◆ TASK DETAILS ◆
Give again, unaltered, the line with "Convert this document image to plain text." and all lines that follow it in the listing below, minus any pictures.

[Stored items]
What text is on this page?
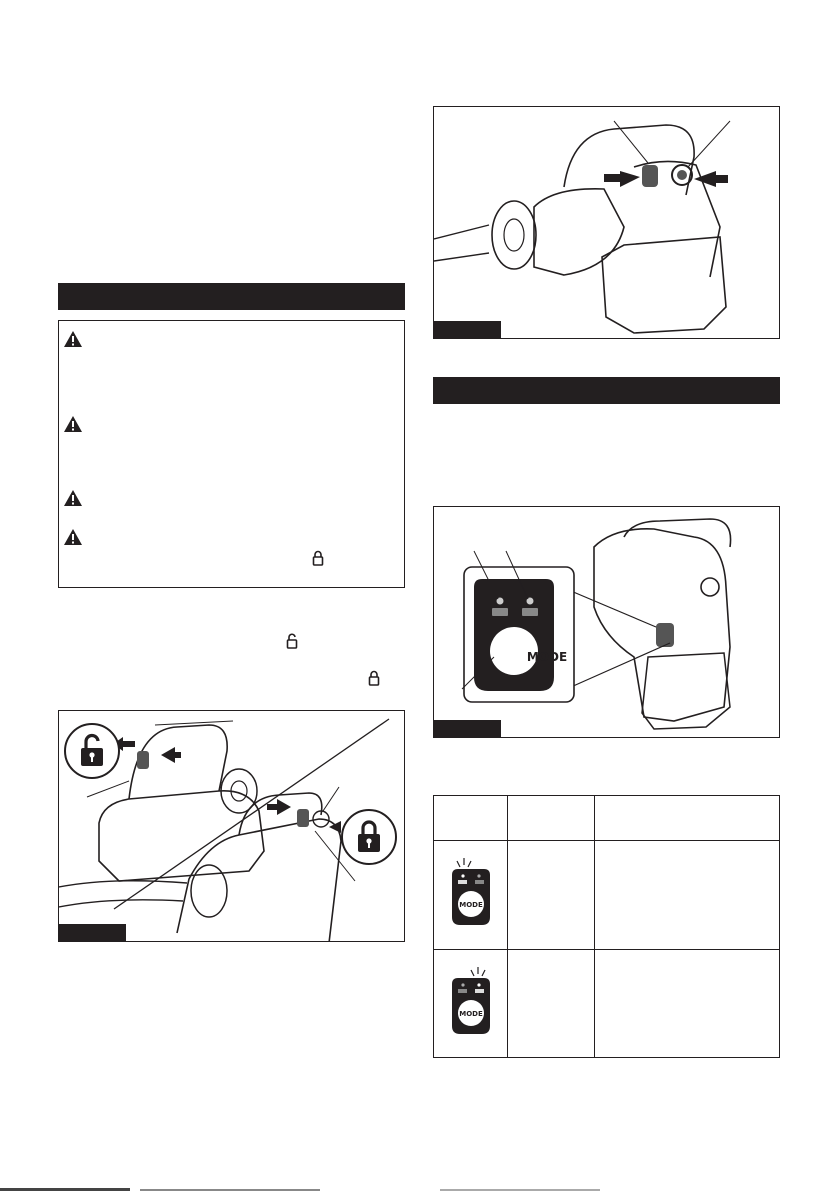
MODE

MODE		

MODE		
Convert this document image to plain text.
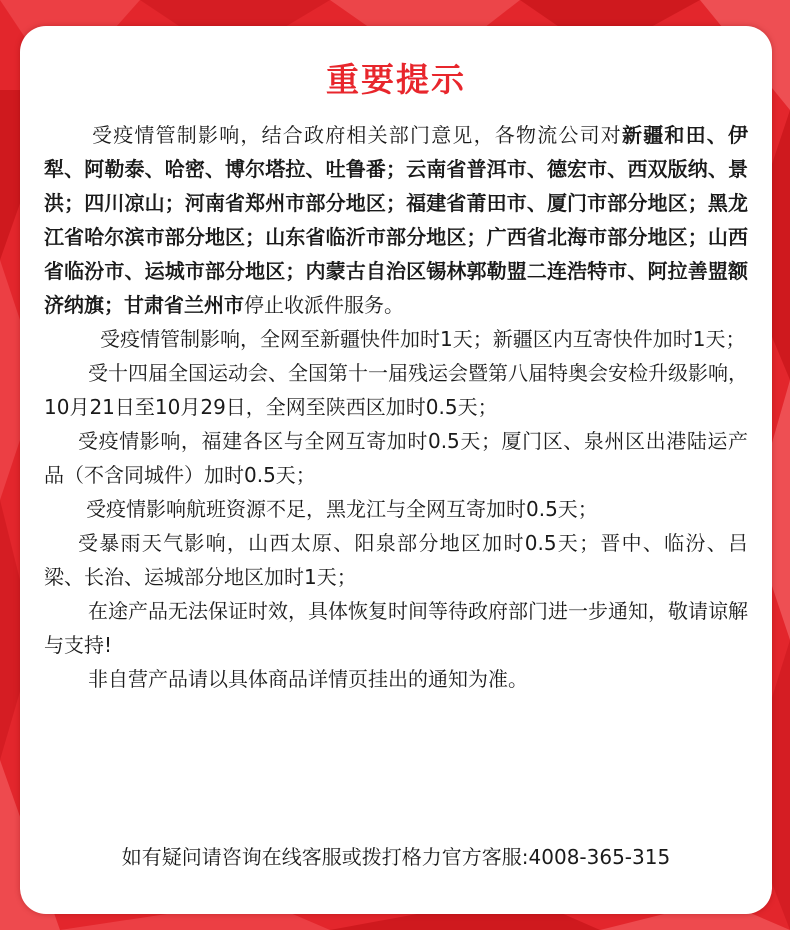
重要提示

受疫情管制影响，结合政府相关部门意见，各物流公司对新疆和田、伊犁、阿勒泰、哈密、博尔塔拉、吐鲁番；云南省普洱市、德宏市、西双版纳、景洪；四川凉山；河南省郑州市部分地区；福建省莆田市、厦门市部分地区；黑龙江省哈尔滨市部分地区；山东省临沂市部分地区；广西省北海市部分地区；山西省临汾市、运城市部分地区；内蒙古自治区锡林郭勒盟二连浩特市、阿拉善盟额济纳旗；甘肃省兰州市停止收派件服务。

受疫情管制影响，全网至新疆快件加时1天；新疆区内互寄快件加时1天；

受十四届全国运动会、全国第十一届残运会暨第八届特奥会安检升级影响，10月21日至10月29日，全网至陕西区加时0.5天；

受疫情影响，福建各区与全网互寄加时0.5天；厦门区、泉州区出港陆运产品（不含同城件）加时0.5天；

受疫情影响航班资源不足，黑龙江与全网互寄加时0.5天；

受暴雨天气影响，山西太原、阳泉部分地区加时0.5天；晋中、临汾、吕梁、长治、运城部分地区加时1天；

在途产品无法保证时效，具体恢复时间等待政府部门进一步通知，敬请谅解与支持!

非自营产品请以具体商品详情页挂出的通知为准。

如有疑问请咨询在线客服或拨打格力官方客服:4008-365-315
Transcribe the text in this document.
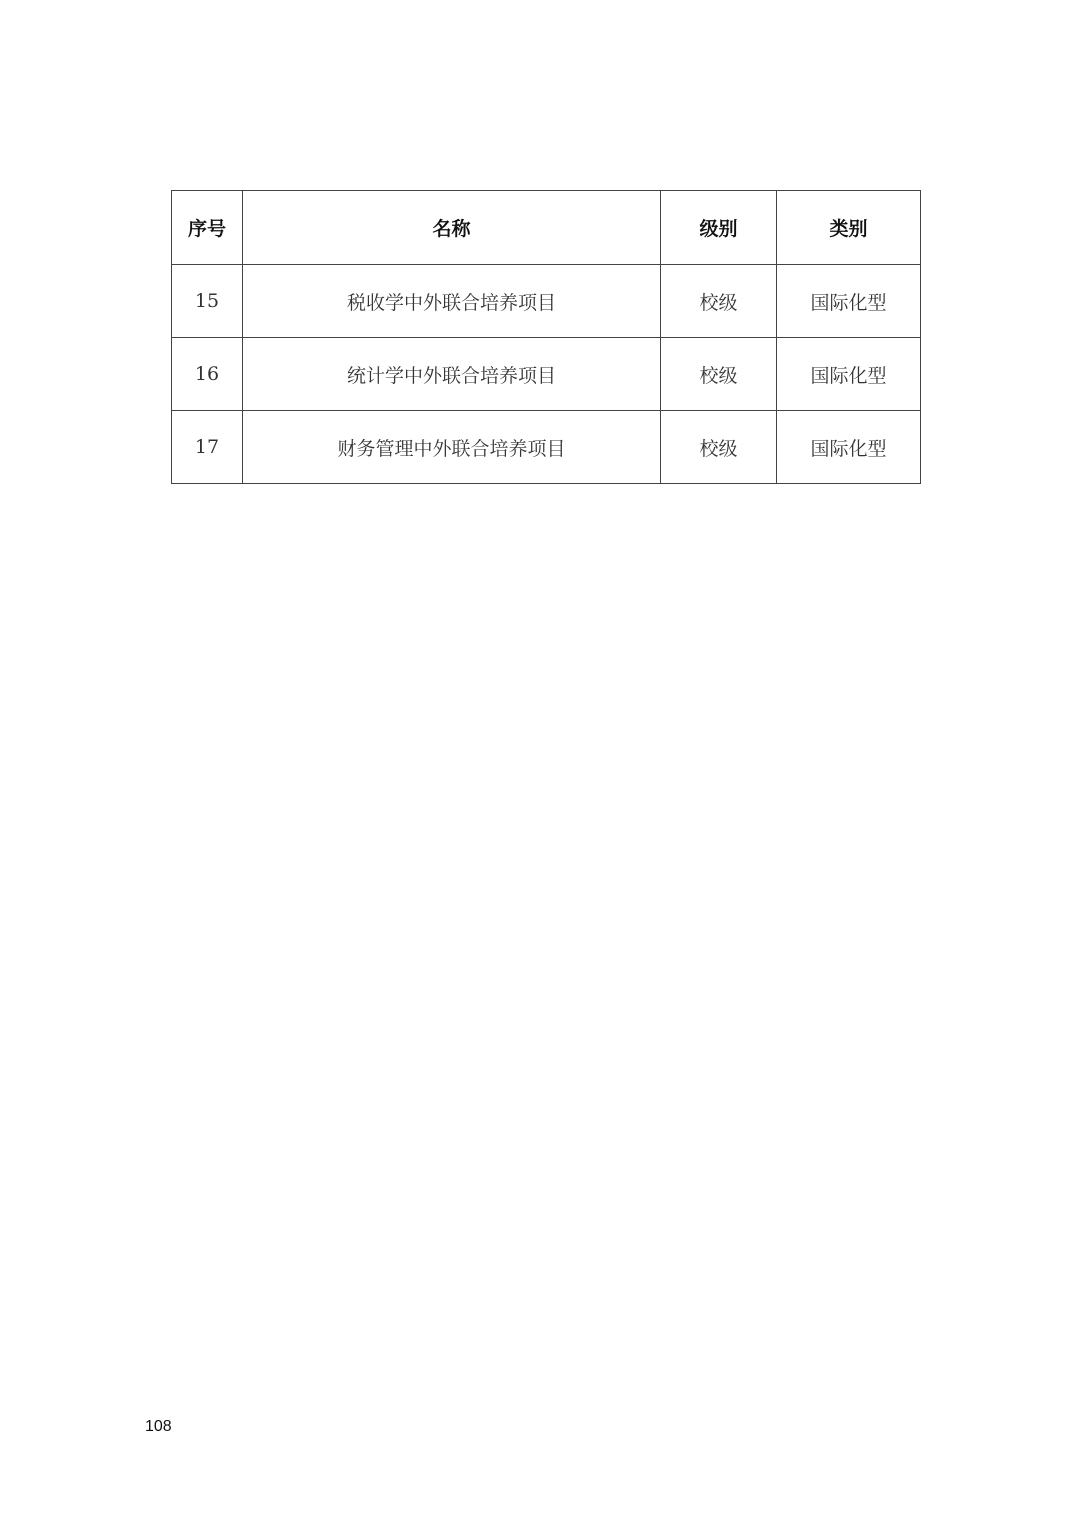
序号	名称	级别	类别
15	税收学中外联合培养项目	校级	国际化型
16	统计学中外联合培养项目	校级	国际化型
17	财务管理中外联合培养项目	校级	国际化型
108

◆ SOLVED PROBLEM ◆
Convert this document image to plain text.
重要提示

受疫情管制影响，结合政府相关部门意见，各物流公司对新疆和田、伊犁、阿勒泰、哈密、博尔塔拉、吐鲁番；云南省普洱市、德宏市、西双版纳、景洪；四川凉山；河南省郑州市部分地区；福建省莆田市、厦门市部分地区；黑龙江省哈尔滨市部分地区；山东省临沂市部分地区；广西省北海市部分地区；山西省临汾市、运城市部分地区；内蒙古自治区锡林郭勒盟二连浩特市、阿拉善盟额济纳旗；甘肃省兰州市停止收派件服务。

受疫情管制影响，全网至新疆快件加时1天；新疆区内互寄快件加时1天；

受十四届全国运动会、全国第十一届残运会暨第八届特奥会安检升级影响，10月21日至10月29日，全网至陕西区加时0.5天；

受疫情影响，福建各区与全网互寄加时0.5天；厦门区、泉州区出港陆运产品（不含同城件）加时0.5天；

受疫情影响航班资源不足，黑龙江与全网互寄加时0.5天；

受暴雨天气影响，山西太原、阳泉部分地区加时0.5天；晋中、临汾、吕梁、长治、运城部分地区加时1天；

在途产品无法保证时效，具体恢复时间等待政府部门进一步通知，敬请谅解与支持!

非自营产品请以具体商品详情页挂出的通知为准。

如有疑问请咨询在线客服或拨打格力官方客服:4008-365-315
Transcribe the text in this document.
序号	名称	级别	类别
15	税收学中外联合培养项目	校级	国际化型
16	统计学中外联合培养项目	校级	国际化型
17	财务管理中外联合培养项目	校级	国际化型
108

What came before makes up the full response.